## STATED EXERCISE
Read the records and gather each line that includes "Tests".

## INPUT FOR THIS TASK

[start]

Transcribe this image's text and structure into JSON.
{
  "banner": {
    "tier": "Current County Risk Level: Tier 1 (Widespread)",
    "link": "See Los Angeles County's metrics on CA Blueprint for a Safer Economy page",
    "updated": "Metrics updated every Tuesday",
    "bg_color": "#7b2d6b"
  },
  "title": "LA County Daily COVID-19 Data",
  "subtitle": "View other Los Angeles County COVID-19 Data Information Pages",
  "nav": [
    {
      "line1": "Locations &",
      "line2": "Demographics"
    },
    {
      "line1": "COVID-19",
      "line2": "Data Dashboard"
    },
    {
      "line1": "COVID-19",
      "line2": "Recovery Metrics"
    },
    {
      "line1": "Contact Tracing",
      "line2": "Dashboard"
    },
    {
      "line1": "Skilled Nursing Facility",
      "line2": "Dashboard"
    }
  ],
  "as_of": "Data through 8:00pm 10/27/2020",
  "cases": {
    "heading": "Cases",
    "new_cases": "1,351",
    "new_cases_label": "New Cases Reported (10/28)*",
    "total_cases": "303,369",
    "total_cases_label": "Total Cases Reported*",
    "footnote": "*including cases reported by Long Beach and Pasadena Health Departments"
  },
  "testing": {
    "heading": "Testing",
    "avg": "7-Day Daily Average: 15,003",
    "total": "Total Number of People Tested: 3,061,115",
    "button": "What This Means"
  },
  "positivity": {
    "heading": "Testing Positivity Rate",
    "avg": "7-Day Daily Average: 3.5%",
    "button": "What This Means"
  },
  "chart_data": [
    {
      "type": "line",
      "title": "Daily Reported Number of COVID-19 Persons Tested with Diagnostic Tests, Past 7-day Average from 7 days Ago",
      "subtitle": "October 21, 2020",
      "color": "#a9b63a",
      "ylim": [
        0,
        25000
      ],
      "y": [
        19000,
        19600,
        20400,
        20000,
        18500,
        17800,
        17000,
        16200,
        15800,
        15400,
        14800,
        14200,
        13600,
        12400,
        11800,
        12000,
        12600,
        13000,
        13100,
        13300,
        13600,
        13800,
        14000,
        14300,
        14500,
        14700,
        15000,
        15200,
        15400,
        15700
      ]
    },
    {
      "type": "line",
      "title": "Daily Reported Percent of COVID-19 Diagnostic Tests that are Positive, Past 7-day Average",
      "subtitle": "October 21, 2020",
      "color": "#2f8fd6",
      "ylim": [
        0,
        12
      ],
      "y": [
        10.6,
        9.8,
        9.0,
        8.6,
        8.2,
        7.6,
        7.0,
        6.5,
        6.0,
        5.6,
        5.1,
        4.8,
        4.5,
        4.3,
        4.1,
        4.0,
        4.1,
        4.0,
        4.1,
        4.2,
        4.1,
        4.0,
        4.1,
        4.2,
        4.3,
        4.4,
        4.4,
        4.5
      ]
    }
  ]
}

[end]

## WRITTEN SOLUTION
      "title": "Daily Reported Number of COVID-19 Persons Tested with Diagnostic Tests, Past 7-day Average from 7 days Ago",
      "title": "Daily Reported Percent of COVID-19 Diagnostic Tests that are Positive, Past 7-day Average",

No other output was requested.